#### TASK DETAILS:
Determine the number of lines where "then" occurs and reply with that number by itself.

Dataset items
Begin

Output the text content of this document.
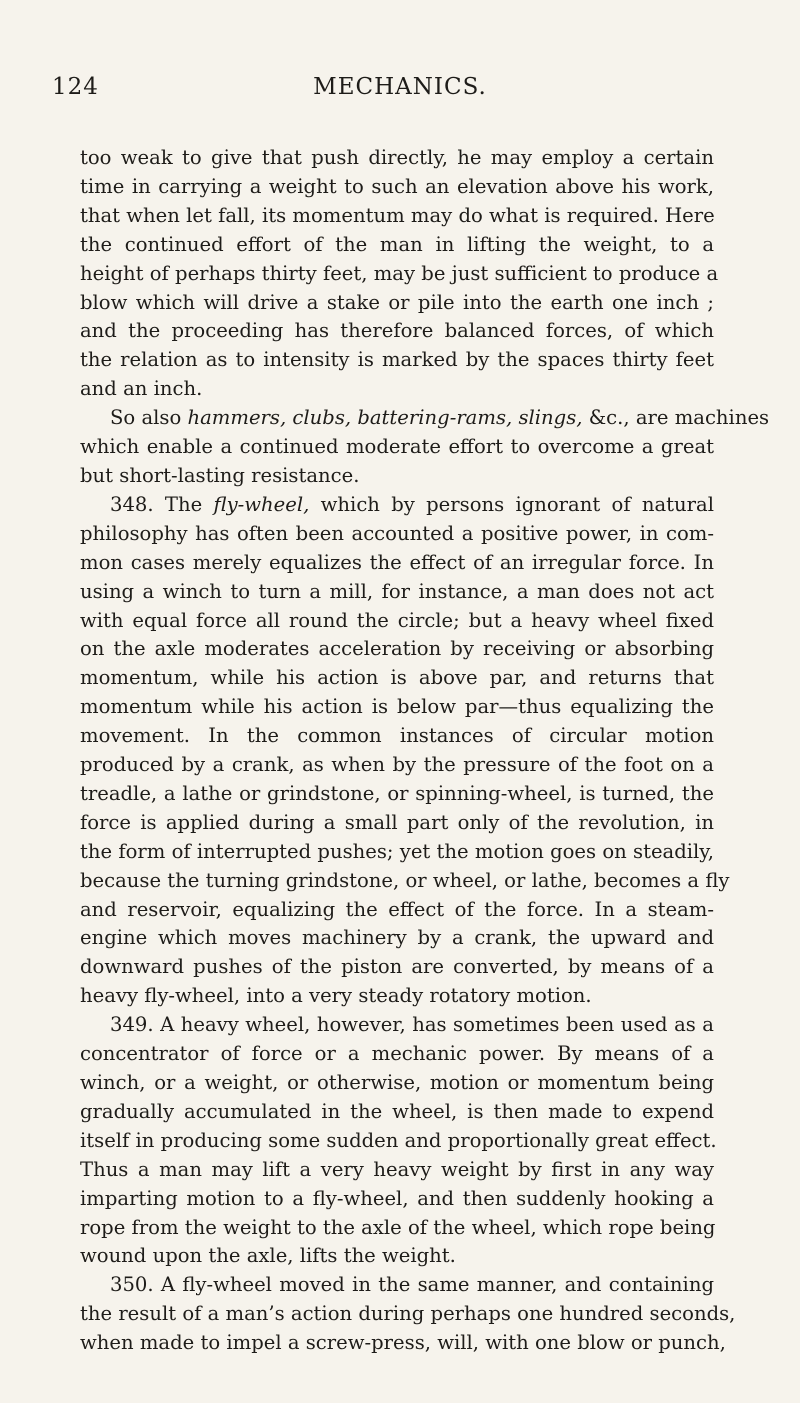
124	MECHANICS.
too weak to give that push directly, he may employ a certain
time in carrying a weight to such an elevation above his work,
that when let fall, its momentum may do what is required. Here
the continued effort of the man in lifting the weight, to a
height of perhaps thirty feet, may be just sufficient to produce a
blow which will drive a stake or pile into the earth one inch ;
and the proceeding has therefore balanced forces, of which
the relation as to intensity is marked by the spaces thirty feet
and an inch.
So also hammers, clubs, battering-rams, slings, &c., are machines
which enable a continued moderate effort to overcome a great
but short-lasting resistance.
348. The fly-wheel, which by persons ignorant of natural
philosophy has often been accounted a positive power, in com-
mon cases merely equalizes the effect of an irregular force. In
using a winch to turn a mill, for instance, a man does not act
with equal force all round the circle; but a heavy wheel fixed
on the axle moderates acceleration by receiving or absorbing
momentum, while his action is above par, and returns that
momentum while his action is below par—thus equalizing the
movement. In the common instances of circular motion
produced by a crank, as when by the pressure of the foot on a
treadle, a lathe or grindstone, or spinning-wheel, is turned, the
force is applied during a small part only of the revolution, in
the form of interrupted pushes; yet the motion goes on steadily,
because the turning grindstone, or wheel, or lathe, becomes a fly
and reservoir, equalizing the effect of the force. In a steam-
engine which moves machinery by a crank, the upward and
downward pushes of the piston are converted, by means of a
heavy fly-wheel, into a very steady rotatory motion.
349. A heavy wheel, however, has sometimes been used as a
concentrator of force or a mechanic power. By means of a
winch, or a weight, or otherwise, motion or momentum being
gradually accumulated in the wheel, is then made to expend
itself in producing some sudden and proportionally great effect.
Thus a man may lift a very heavy weight by first in any way
imparting motion to a fly-wheel, and then suddenly hooking a
rope from the weight to the axle of the wheel, which rope being
wound upon the axle, lifts the weight.
350. A fly-wheel moved in the same manner, and containing
the result of a man’s action during perhaps one hundred seconds,
when made to impel a screw-press, will, with one blow or punch,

End

#### THE ANSWER:
2